-- Start of Provided material --
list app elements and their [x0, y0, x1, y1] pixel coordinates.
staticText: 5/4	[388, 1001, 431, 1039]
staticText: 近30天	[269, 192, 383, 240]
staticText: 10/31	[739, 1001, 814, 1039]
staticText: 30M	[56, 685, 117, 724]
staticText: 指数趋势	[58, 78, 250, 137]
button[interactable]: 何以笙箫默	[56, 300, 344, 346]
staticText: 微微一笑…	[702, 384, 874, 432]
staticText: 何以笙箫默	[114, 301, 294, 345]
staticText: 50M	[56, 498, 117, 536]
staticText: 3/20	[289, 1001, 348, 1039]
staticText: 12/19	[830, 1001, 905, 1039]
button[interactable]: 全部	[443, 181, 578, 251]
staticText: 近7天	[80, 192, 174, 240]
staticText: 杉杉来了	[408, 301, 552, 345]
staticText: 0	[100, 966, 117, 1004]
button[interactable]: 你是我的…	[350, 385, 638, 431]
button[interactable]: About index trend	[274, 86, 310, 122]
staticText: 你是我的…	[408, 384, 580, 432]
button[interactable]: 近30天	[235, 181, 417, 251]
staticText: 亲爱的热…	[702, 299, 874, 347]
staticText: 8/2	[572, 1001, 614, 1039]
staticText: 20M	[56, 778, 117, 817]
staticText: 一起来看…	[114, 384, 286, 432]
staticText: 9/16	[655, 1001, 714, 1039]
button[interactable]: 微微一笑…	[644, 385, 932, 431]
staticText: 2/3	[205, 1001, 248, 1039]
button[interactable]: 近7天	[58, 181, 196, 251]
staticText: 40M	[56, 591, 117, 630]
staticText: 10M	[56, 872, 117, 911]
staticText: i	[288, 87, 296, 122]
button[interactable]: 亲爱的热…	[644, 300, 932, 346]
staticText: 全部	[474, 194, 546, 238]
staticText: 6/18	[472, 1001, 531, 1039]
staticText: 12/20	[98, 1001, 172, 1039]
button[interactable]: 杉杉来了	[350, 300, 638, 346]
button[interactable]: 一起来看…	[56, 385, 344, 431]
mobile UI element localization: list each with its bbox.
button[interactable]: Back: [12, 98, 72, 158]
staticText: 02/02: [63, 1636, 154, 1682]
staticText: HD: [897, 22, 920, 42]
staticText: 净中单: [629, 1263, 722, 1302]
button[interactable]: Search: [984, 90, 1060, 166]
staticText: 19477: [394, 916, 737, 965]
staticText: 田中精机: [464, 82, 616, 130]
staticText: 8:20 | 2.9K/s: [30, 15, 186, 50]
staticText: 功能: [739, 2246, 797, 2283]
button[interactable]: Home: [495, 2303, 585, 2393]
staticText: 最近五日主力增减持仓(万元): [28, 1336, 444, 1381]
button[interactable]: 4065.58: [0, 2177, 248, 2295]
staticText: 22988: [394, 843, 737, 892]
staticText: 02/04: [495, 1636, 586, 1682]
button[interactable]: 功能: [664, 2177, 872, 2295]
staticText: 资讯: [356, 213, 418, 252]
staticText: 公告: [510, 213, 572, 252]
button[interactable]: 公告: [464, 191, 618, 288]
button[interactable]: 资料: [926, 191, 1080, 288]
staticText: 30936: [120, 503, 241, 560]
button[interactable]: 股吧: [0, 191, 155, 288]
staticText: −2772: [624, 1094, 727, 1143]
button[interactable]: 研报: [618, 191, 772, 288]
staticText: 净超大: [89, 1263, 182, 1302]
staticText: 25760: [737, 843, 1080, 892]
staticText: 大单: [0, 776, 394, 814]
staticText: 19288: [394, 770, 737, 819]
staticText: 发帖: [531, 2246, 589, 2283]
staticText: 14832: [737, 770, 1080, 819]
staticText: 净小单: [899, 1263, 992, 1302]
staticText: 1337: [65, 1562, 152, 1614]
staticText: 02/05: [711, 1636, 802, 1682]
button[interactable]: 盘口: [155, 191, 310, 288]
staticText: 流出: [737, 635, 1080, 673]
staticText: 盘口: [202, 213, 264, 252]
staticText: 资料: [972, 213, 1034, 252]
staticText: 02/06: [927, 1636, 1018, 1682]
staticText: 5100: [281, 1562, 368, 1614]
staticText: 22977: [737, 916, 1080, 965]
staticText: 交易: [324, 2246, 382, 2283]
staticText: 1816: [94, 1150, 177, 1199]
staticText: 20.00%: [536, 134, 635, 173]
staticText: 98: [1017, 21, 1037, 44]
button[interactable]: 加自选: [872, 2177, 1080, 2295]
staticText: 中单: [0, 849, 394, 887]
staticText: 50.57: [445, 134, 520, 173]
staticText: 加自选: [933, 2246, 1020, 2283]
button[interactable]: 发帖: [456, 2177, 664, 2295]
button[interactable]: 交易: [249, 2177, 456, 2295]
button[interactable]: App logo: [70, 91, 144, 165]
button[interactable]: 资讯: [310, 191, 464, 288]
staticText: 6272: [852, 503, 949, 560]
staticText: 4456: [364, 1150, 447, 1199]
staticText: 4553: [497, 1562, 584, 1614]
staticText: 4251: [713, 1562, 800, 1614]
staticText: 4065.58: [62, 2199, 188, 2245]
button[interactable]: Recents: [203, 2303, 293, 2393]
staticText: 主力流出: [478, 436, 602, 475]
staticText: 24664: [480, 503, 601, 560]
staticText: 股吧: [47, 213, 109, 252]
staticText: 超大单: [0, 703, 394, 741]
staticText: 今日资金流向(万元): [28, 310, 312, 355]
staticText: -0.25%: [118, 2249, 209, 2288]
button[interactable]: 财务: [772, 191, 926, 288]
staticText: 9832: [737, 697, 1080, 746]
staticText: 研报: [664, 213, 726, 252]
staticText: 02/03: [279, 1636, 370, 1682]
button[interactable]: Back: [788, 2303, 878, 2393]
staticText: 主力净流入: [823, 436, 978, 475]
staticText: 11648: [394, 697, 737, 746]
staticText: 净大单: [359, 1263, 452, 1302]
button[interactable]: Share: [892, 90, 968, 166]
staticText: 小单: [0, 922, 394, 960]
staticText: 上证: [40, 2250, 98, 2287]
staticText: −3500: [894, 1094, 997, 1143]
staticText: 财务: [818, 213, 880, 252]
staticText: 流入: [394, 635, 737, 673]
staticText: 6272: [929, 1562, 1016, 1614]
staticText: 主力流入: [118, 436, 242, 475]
-- End of Provided material --
*Written task*
Please repeat all of the lines above, word for word, with nothing changed.

*Response below*
list app elements and their [x0, y0, x1, y1] pixel coordinates.
staticText: 5/4	[388, 1001, 431, 1039]
staticText: 近30天	[269, 192, 383, 240]
staticText: 10/31	[739, 1001, 814, 1039]
staticText: 30M	[56, 685, 117, 724]
staticText: 指数趋势	[58, 78, 250, 137]
button[interactable]: 何以笙箫默	[56, 300, 344, 346]
staticText: 微微一笑…	[702, 384, 874, 432]
staticText: 何以笙箫默	[114, 301, 294, 345]
staticText: 50M	[56, 498, 117, 536]
staticText: 3/20	[289, 1001, 348, 1039]
staticText: 12/19	[830, 1001, 905, 1039]
button[interactable]: 全部	[443, 181, 578, 251]
staticText: 近7天	[80, 192, 174, 240]
staticText: 杉杉来了	[408, 301, 552, 345]
staticText: 0	[100, 966, 117, 1004]
button[interactable]: 你是我的…	[350, 385, 638, 431]
button[interactable]: About index trend	[274, 86, 310, 122]
staticText: 你是我的…	[408, 384, 580, 432]
button[interactable]: 近30天	[235, 181, 417, 251]
staticText: 亲爱的热…	[702, 299, 874, 347]
staticText: 8/2	[572, 1001, 614, 1039]
staticText: 20M	[56, 778, 117, 817]
staticText: 一起来看…	[114, 384, 286, 432]
staticText: 9/16	[655, 1001, 714, 1039]
button[interactable]: 微微一笑…	[644, 385, 932, 431]
staticText: 2/3	[205, 1001, 248, 1039]
button[interactable]: 近7天	[58, 181, 196, 251]
staticText: 40M	[56, 591, 117, 630]
staticText: 10M	[56, 872, 117, 911]
staticText: i	[288, 87, 296, 122]
button[interactable]: 亲爱的热…	[644, 300, 932, 346]
staticText: 全部	[474, 194, 546, 238]
staticText: 6/18	[472, 1001, 531, 1039]
staticText: 12/20	[98, 1001, 172, 1039]
button[interactable]: 杉杉来了	[350, 300, 638, 346]
button[interactable]: 一起来看…	[56, 385, 344, 431]
mobile UI element localization: list each with its bbox.
button[interactable]: Back: [12, 98, 72, 158]
staticText: 02/02: [63, 1636, 154, 1682]
staticText: HD: [897, 22, 920, 42]
staticText: 净中单: [629, 1263, 722, 1302]
button[interactable]: Search: [984, 90, 1060, 166]
staticText: 19477: [394, 916, 737, 965]
staticText: 田中精机: [464, 82, 616, 130]
staticText: 8:20 | 2.9K/s: [30, 15, 186, 50]
staticText: 功能: [739, 2246, 797, 2283]
button[interactable]: Home: [495, 2303, 585, 2393]
staticText: 最近五日主力增减持仓(万元): [28, 1336, 444, 1381]
button[interactable]: 4065.58: [0, 2177, 248, 2295]
staticText: 22988: [394, 843, 737, 892]
staticText: 02/04: [495, 1636, 586, 1682]
button[interactable]: 功能: [664, 2177, 872, 2295]
staticText: 资讯: [356, 213, 418, 252]
staticText: 公告: [510, 213, 572, 252]
button[interactable]: 公告: [464, 191, 618, 288]
button[interactable]: 资料: [926, 191, 1080, 288]
staticText: 30936: [120, 503, 241, 560]
button[interactable]: 股吧: [0, 191, 155, 288]
staticText: −2772: [624, 1094, 727, 1143]
button[interactable]: 研报: [618, 191, 772, 288]
staticText: 净超大: [89, 1263, 182, 1302]
staticText: 25760: [737, 843, 1080, 892]
staticText: 大单: [0, 776, 394, 814]
staticText: 19288: [394, 770, 737, 819]
staticText: 发帖: [531, 2246, 589, 2283]
staticText: 14832: [737, 770, 1080, 819]
staticText: 净小单: [899, 1263, 992, 1302]
staticText: 1337: [65, 1562, 152, 1614]
staticText: 02/05: [711, 1636, 802, 1682]
button[interactable]: 盘口: [155, 191, 310, 288]
staticText: 流出: [737, 635, 1080, 673]
staticText: 盘口: [202, 213, 264, 252]
staticText: 资料: [972, 213, 1034, 252]
staticText: 02/06: [927, 1636, 1018, 1682]
staticText: 5100: [281, 1562, 368, 1614]
staticText: 22977: [737, 916, 1080, 965]
staticText: 交易: [324, 2246, 382, 2283]
staticText: 1816: [94, 1150, 177, 1199]
staticText: 20.00%: [536, 134, 635, 173]
staticText: 98: [1017, 21, 1037, 44]
button[interactable]: 加自选: [872, 2177, 1080, 2295]
staticText: 中单: [0, 849, 394, 887]
staticText: 50.57: [445, 134, 520, 173]
staticText: 加自选: [933, 2246, 1020, 2283]
button[interactable]: 发帖: [456, 2177, 664, 2295]
button[interactable]: 交易: [249, 2177, 456, 2295]
button[interactable]: App logo: [70, 91, 144, 165]
button[interactable]: 资讯: [310, 191, 464, 288]
staticText: 6272: [852, 503, 949, 560]
staticText: 4456: [364, 1150, 447, 1199]
staticText: 4553: [497, 1562, 584, 1614]
staticText: 4251: [713, 1562, 800, 1614]
staticText: 4065.58: [62, 2199, 188, 2245]
button[interactable]: Recents: [203, 2303, 293, 2393]
staticText: 主力流出: [478, 436, 602, 475]
staticText: 24664: [480, 503, 601, 560]
staticText: 股吧: [47, 213, 109, 252]
staticText: 超大单: [0, 703, 394, 741]
staticText: 今日资金流向(万元): [28, 310, 312, 355]
staticText: -0.25%: [118, 2249, 209, 2288]
button[interactable]: 财务: [772, 191, 926, 288]
staticText: 9832: [737, 697, 1080, 746]
staticText: 研报: [664, 213, 726, 252]
staticText: 02/03: [279, 1636, 370, 1682]
button[interactable]: Back: [788, 2303, 878, 2393]
staticText: 主力净流入: [823, 436, 978, 475]
staticText: 11648: [394, 697, 737, 746]
staticText: 净大单: [359, 1263, 452, 1302]
button[interactable]: Share: [892, 90, 968, 166]
staticText: 小单: [0, 922, 394, 960]
staticText: 上证: [40, 2250, 98, 2287]
staticText: −3500: [894, 1094, 997, 1143]
staticText: 财务: [818, 213, 880, 252]
staticText: 流入: [394, 635, 737, 673]
staticText: 6272: [929, 1562, 1016, 1614]
staticText: 主力流入: [118, 436, 242, 475]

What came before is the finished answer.